Given instruction.
Return the full listing exactly as it is written.

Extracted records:
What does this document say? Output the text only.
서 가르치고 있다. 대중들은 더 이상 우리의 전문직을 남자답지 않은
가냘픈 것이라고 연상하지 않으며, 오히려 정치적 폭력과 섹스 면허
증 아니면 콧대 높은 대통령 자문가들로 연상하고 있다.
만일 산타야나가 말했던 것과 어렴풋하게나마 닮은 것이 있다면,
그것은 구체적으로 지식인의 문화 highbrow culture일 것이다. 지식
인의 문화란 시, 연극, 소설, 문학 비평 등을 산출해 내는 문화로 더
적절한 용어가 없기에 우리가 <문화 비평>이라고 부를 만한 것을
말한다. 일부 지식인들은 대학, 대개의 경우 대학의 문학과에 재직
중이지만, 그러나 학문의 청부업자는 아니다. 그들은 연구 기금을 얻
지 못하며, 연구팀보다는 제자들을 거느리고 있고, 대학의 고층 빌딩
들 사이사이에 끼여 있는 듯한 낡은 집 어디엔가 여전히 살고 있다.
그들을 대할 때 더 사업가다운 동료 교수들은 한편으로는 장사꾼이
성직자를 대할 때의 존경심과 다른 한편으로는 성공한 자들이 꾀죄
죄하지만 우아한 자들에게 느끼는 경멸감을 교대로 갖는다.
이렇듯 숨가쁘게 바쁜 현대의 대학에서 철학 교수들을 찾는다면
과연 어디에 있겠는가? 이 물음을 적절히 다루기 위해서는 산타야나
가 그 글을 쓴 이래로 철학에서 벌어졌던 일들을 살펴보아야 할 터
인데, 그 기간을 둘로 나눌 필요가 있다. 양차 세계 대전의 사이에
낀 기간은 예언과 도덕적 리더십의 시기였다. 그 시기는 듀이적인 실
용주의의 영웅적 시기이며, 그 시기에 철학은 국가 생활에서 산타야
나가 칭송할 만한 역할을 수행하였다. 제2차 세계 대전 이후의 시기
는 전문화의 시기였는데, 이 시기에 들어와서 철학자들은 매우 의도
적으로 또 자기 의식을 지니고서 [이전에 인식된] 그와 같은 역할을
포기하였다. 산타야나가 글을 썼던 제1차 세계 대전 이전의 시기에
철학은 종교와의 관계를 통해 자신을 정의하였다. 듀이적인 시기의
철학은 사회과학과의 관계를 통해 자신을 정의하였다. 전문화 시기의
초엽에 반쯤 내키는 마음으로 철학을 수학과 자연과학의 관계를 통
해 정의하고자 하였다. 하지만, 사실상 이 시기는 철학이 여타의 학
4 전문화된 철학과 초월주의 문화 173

Solution to the exercise.
What does this document say? Output the text only.
서 가르치고 있다. 대중들은 더 이상 우리의 전문직을 남자답지 않은
가냘픈 것이라고 연상하지 않으며, 오히려 정치적 폭력과 섹스 면허
증 아니면 콧대 높은 대통령 자문가들로 연상하고 있다.
만일 산타야나가 말했던 것과 어렴풋하게나마 닮은 것이 있다면,
그것은 구체적으로 지식인의 문화 highbrow culture일 것이다. 지식
인의 문화란 시, 연극, 소설, 문학 비평 등을 산출해 내는 문화로 더
적절한 용어가 없기에 우리가 <문화 비평>이라고 부를 만한 것을
말한다. 일부 지식인들은 대학, 대개의 경우 대학의 문학과에 재직
중이지만, 그러나 학문의 청부업자는 아니다. 그들은 연구 기금을 얻
지 못하며, 연구팀보다는 제자들을 거느리고 있고, 대학의 고층 빌딩
들 사이사이에 끼여 있는 듯한 낡은 집 어디엔가 여전히 살고 있다.
그들을 대할 때 더 사업가다운 동료 교수들은 한편으로는 장사꾼이
성직자를 대할 때의 존경심과 다른 한편으로는 성공한 자들이 꾀죄
죄하지만 우아한 자들에게 느끼는 경멸감을 교대로 갖는다.
이렇듯 숨가쁘게 바쁜 현대의 대학에서 철학 교수들을 찾는다면
과연 어디에 있겠는가? 이 물음을 적절히 다루기 위해서는 산타야나
가 그 글을 쓴 이래로 철학에서 벌어졌던 일들을 살펴보아야 할 터
인데, 그 기간을 둘로 나눌 필요가 있다. 양차 세계 대전의 사이에
낀 기간은 예언과 도덕적 리더십의 시기였다. 그 시기는 듀이적인 실
용주의의 영웅적 시기이며, 그 시기에 철학은 국가 생활에서 산타야
나가 칭송할 만한 역할을 수행하였다. 제2차 세계 대전 이후의 시기
는 전문화의 시기였는데, 이 시기에 들어와서 철학자들은 매우 의도
적으로 또 자기 의식을 지니고서 [이전에 인식된] 그와 같은 역할을
포기하였다. 산타야나가 글을 썼던 제1차 세계 대전 이전의 시기에
철학은 종교와의 관계를 통해 자신을 정의하였다. 듀이적인 시기의
철학은 사회과학과의 관계를 통해 자신을 정의하였다. 전문화 시기의
초엽에 반쯤 내키는 마음으로 철학을 수학과 자연과학의 관계를 통
해 정의하고자 하였다. 하지만, 사실상 이 시기는 철학이 여타의 학
4 전문화된 철학과 초월주의 문화 173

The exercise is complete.